Directive:
Can you pull out the entries from the line with "macd-histogram-bar <box>291 475 293 477</box>" to the line with "volume-bar <box>372 333 374 355</box>", both ends included, and copy them unchanged?

Collected data entries
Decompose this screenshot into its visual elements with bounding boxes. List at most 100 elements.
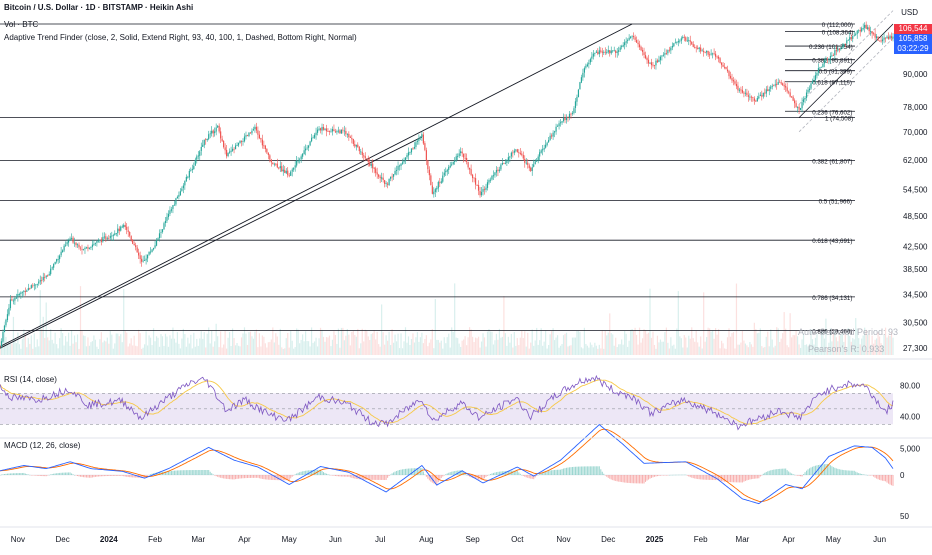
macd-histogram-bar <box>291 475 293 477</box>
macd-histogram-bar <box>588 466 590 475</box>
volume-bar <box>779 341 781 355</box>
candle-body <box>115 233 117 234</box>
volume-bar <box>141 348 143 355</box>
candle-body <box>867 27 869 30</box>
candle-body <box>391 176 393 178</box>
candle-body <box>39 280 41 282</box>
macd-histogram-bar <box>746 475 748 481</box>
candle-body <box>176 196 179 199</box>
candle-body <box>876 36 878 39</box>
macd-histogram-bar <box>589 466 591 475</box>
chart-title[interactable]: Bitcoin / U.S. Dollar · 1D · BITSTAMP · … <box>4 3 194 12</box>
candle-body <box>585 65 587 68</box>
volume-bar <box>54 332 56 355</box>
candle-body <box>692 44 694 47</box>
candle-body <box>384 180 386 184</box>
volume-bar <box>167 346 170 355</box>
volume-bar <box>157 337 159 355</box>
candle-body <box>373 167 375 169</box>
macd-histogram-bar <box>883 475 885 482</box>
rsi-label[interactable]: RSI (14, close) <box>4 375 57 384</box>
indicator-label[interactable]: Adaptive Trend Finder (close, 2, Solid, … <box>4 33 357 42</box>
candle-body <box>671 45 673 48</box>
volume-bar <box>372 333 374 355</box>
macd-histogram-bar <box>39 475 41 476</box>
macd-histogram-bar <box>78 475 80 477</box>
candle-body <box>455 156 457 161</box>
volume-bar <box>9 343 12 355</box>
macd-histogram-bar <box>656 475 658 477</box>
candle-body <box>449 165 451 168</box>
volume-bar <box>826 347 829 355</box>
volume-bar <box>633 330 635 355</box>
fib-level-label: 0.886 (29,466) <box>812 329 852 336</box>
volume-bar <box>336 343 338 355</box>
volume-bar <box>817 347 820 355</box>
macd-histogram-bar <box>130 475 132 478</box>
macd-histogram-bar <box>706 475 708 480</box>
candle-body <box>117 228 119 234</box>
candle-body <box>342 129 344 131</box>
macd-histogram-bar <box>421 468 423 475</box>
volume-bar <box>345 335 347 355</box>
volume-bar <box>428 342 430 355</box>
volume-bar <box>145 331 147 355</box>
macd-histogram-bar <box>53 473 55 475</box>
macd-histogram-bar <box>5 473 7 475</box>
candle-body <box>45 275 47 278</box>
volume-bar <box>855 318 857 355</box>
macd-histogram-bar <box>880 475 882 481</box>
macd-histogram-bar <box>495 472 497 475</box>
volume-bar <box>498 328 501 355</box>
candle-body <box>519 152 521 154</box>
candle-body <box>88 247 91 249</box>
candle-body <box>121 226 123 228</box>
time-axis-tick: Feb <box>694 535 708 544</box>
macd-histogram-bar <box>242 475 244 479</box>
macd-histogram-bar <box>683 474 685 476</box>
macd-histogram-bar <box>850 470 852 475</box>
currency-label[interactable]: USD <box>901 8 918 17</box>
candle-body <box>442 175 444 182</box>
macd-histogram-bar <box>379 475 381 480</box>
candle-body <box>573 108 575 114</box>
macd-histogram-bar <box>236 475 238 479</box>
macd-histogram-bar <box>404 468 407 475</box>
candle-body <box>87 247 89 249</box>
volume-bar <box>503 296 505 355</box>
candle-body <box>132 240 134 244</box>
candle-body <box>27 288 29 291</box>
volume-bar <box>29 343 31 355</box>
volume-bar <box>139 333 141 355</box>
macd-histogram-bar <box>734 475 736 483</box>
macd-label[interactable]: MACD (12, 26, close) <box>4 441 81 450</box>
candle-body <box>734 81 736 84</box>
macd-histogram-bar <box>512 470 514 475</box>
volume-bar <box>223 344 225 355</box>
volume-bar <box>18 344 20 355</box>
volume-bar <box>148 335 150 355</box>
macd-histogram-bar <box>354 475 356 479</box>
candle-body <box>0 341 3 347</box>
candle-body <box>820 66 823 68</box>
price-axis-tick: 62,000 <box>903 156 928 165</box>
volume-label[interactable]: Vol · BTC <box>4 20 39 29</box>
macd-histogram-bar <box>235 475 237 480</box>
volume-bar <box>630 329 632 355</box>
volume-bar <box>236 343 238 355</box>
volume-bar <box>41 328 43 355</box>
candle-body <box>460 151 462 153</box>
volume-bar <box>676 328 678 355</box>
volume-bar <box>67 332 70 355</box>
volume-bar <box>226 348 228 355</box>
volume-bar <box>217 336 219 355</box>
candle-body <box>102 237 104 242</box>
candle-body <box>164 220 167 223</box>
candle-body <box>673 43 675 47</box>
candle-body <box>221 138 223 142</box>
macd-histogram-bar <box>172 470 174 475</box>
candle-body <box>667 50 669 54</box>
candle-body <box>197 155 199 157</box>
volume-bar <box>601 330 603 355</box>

Correct answer:
macd-histogram-bar <box>291 475 293 477</box>
macd-histogram-bar <box>588 466 590 475</box>
volume-bar <box>779 341 781 355</box>
candle-body <box>115 233 117 234</box>
volume-bar <box>141 348 143 355</box>
candle-body <box>867 27 869 30</box>
candle-body <box>391 176 393 178</box>
candle-body <box>39 280 41 282</box>
macd-histogram-bar <box>746 475 748 481</box>
candle-body <box>176 196 179 199</box>
candle-body <box>876 36 878 39</box>
macd-histogram-bar <box>589 466 591 475</box>
chart-title[interactable]: Bitcoin / U.S. Dollar · 1D · BITSTAMP · … <box>4 3 194 12</box>
candle-body <box>585 65 587 68</box>
volume-bar <box>54 332 56 355</box>
candle-body <box>692 44 694 47</box>
candle-body <box>384 180 386 184</box>
volume-bar <box>167 346 170 355</box>
volume-bar <box>157 337 159 355</box>
candle-body <box>373 167 375 169</box>
macd-histogram-bar <box>883 475 885 482</box>
rsi-label[interactable]: RSI (14, close) <box>4 375 57 384</box>
indicator-label[interactable]: Adaptive Trend Finder (close, 2, Solid, … <box>4 33 357 42</box>
candle-body <box>671 45 673 48</box>
volume-bar <box>372 333 374 355</box>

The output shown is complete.